▶ **The task**: Answer with one number: how many lines have "description".

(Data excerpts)
++++++

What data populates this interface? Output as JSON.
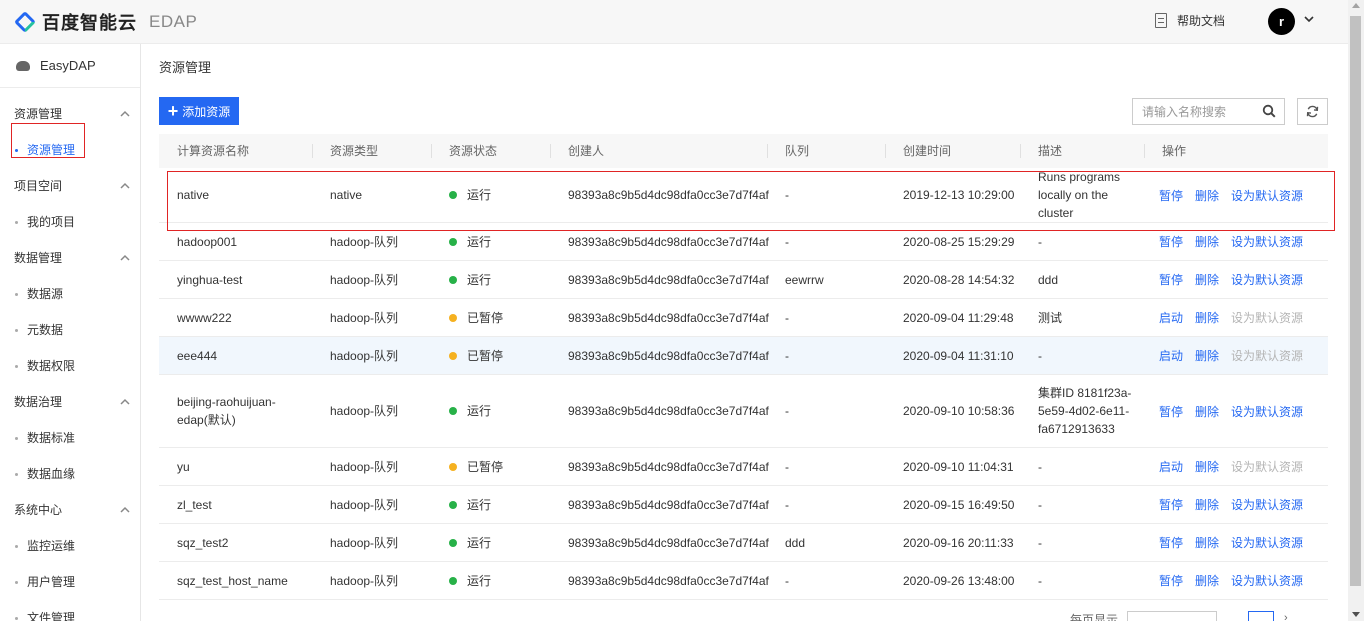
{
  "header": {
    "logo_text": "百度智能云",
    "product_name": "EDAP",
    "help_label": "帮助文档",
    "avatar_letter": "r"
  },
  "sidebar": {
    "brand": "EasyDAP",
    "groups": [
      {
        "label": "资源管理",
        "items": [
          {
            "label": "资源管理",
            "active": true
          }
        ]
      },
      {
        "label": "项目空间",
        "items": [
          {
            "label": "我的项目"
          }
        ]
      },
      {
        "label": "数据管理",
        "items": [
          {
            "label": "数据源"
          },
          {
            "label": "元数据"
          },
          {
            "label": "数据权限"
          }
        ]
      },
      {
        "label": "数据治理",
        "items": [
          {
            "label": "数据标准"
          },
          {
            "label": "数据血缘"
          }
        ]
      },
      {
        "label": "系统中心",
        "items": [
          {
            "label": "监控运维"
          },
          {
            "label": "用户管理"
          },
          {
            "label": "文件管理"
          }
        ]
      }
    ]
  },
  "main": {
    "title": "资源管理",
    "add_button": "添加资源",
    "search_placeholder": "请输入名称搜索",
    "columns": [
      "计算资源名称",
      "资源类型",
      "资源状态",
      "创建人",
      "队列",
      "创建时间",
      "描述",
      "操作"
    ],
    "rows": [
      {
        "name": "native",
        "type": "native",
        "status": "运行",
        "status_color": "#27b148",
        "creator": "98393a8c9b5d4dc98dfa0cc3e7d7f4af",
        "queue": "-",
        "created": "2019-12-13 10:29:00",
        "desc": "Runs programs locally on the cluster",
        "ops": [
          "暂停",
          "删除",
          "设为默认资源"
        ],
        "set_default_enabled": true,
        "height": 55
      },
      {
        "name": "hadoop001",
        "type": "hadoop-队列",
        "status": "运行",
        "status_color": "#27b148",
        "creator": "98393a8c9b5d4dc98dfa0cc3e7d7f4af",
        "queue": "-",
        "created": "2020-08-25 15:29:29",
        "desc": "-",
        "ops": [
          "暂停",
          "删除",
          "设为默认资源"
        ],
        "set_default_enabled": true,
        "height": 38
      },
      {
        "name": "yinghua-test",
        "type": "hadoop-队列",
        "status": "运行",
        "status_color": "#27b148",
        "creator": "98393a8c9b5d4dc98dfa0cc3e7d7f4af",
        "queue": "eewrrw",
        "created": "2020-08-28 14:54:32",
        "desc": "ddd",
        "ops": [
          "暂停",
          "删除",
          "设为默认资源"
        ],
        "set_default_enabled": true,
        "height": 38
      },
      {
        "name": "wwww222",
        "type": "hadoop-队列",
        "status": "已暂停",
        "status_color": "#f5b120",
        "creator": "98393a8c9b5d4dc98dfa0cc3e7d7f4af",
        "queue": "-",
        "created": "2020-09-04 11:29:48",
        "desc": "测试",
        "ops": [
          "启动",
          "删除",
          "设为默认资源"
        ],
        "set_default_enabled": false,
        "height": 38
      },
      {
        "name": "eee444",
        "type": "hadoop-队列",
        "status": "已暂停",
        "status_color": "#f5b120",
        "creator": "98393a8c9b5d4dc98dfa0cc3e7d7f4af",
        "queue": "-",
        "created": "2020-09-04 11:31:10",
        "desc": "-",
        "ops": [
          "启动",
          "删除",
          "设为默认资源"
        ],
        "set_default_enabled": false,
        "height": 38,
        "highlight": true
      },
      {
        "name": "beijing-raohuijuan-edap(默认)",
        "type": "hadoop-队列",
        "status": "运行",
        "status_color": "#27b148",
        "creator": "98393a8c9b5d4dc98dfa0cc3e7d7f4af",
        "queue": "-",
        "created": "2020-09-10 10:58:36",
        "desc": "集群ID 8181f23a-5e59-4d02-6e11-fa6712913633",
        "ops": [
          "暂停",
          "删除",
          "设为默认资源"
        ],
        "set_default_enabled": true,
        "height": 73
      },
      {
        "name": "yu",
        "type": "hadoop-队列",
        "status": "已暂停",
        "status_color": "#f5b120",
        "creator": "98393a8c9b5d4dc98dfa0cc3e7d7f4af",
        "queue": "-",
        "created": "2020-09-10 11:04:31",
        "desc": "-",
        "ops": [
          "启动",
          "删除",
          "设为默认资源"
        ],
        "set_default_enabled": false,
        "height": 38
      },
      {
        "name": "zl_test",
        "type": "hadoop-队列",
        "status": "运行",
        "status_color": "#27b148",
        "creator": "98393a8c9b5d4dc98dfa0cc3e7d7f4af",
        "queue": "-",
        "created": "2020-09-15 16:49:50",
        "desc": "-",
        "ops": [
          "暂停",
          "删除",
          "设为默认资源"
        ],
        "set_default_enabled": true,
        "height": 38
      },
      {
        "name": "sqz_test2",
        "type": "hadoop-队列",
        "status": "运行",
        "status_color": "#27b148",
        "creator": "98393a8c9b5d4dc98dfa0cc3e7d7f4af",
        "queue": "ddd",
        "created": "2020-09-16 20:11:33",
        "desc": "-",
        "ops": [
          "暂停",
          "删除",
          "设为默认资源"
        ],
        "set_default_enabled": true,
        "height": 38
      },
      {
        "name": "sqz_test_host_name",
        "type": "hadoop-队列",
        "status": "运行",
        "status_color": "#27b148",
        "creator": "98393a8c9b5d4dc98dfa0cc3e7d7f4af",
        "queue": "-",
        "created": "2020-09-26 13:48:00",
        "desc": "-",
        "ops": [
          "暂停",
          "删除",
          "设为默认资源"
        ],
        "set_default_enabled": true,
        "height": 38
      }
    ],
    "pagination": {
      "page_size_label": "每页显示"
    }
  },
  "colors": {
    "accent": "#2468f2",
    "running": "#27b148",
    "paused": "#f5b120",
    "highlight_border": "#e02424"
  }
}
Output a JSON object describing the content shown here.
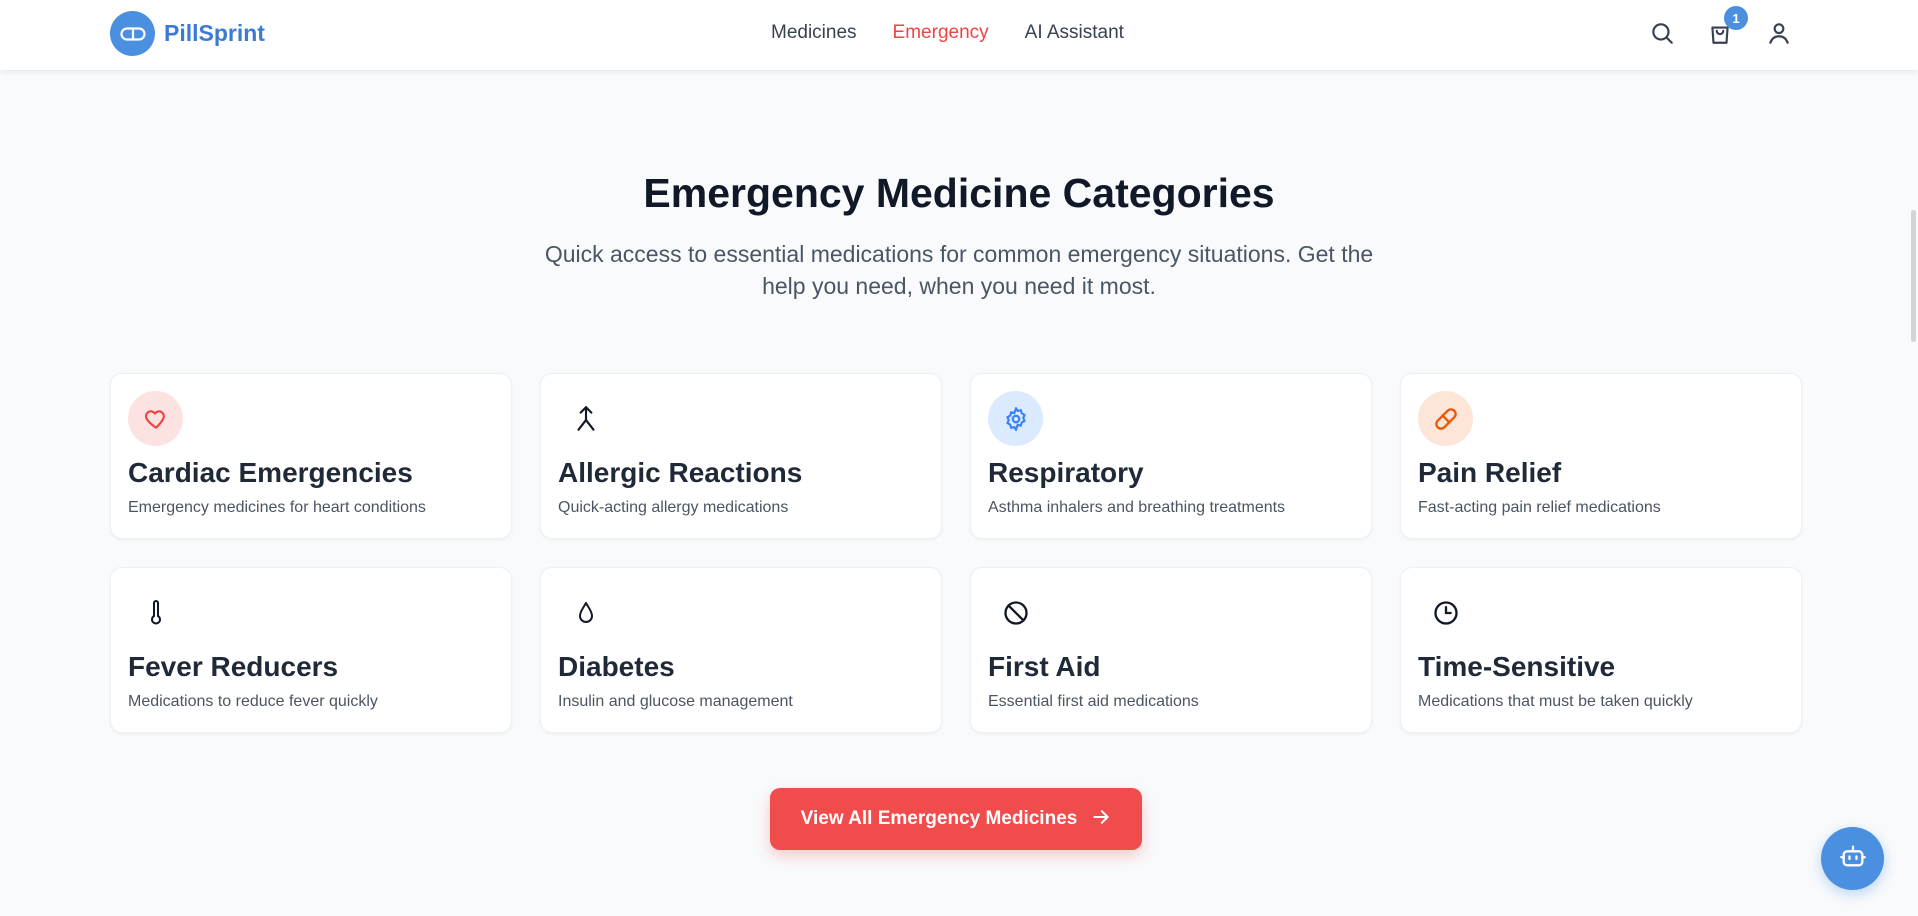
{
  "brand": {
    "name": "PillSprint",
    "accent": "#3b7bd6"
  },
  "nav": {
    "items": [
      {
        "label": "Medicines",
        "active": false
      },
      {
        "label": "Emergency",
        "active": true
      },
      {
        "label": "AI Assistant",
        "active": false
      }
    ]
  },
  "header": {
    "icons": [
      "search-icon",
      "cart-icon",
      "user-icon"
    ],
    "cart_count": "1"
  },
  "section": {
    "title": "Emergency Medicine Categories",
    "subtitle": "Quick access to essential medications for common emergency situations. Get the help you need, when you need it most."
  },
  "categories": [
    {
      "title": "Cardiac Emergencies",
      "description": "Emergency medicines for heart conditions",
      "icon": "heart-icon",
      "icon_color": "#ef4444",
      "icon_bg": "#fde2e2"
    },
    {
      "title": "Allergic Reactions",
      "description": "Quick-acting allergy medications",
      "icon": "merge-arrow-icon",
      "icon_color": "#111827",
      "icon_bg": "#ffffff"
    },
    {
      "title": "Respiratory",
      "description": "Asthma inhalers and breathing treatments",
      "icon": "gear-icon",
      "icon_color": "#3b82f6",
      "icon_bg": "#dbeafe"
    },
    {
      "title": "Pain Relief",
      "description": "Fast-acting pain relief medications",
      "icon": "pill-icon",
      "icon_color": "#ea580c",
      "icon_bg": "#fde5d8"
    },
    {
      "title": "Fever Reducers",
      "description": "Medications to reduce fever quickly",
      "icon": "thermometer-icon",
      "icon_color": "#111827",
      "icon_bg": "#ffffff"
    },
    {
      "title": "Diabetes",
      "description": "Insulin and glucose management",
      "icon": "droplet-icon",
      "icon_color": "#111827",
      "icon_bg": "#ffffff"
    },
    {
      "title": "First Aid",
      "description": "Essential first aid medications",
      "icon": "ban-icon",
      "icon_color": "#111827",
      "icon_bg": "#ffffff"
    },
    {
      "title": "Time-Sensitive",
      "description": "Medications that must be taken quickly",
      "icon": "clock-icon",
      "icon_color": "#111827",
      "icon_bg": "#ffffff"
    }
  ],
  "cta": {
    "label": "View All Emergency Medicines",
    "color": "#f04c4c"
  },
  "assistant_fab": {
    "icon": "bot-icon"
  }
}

++++++

▶ **Task response**: 8